Items listed in a dataset
^^^^^^^^^^^^^^^^

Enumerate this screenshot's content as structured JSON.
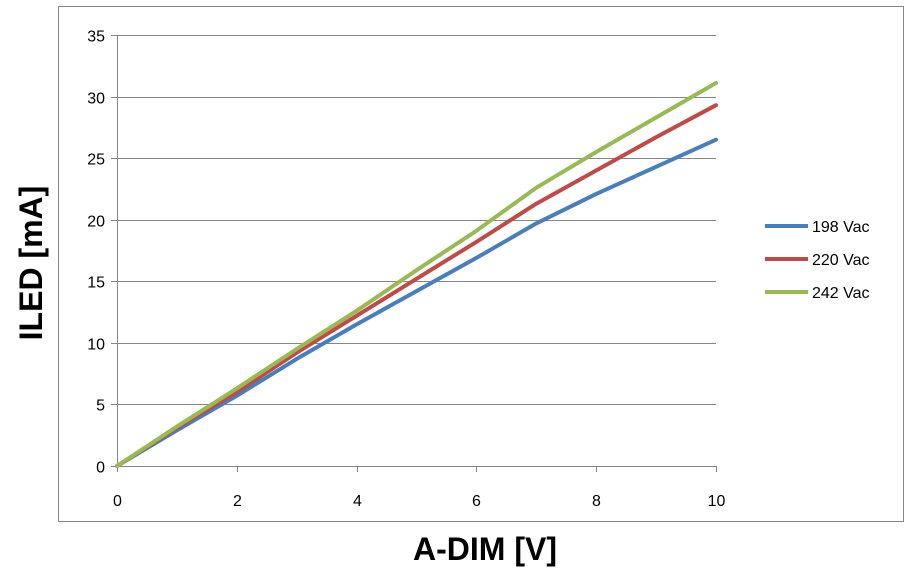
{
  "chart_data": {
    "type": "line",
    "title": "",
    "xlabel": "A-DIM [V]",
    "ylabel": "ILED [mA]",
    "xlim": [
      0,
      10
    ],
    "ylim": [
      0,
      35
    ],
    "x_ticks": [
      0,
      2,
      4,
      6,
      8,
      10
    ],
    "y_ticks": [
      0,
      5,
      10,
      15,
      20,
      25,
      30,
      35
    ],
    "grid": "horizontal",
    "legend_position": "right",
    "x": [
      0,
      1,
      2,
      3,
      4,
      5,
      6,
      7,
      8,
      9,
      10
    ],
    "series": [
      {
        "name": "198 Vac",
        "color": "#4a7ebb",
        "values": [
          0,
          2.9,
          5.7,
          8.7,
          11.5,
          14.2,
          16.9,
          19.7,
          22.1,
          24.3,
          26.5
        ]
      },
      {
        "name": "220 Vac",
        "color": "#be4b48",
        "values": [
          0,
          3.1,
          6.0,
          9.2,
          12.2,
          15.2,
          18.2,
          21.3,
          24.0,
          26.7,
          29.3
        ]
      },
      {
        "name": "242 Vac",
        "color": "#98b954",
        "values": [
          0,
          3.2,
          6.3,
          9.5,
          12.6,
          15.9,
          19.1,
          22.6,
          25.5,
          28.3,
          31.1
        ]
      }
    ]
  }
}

^^^^^^^^^^^^^^^^

§ **PROBLEM TO SOLVE**
Transcribe every entry word for word, but skip the pictures.

§ **SOLUTION**
Enumerate this screenshot's content as structured JSON.
{
  "chart_data": {
    "type": "line",
    "title": "",
    "xlabel": "A-DIM [V]",
    "ylabel": "ILED [mA]",
    "xlim": [
      0,
      10
    ],
    "ylim": [
      0,
      35
    ],
    "x_ticks": [
      0,
      2,
      4,
      6,
      8,
      10
    ],
    "y_ticks": [
      0,
      5,
      10,
      15,
      20,
      25,
      30,
      35
    ],
    "grid": "horizontal",
    "legend_position": "right",
    "x": [
      0,
      1,
      2,
      3,
      4,
      5,
      6,
      7,
      8,
      9,
      10
    ],
    "series": [
      {
        "name": "198 Vac",
        "color": "#4a7ebb",
        "values": [
          0,
          2.9,
          5.7,
          8.7,
          11.5,
          14.2,
          16.9,
          19.7,
          22.1,
          24.3,
          26.5
        ]
      },
      {
        "name": "220 Vac",
        "color": "#be4b48",
        "values": [
          0,
          3.1,
          6.0,
          9.2,
          12.2,
          15.2,
          18.2,
          21.3,
          24.0,
          26.7,
          29.3
        ]
      },
      {
        "name": "242 Vac",
        "color": "#98b954",
        "values": [
          0,
          3.2,
          6.3,
          9.5,
          12.6,
          15.9,
          19.1,
          22.6,
          25.5,
          28.3,
          31.1
        ]
      }
    ]
  }
}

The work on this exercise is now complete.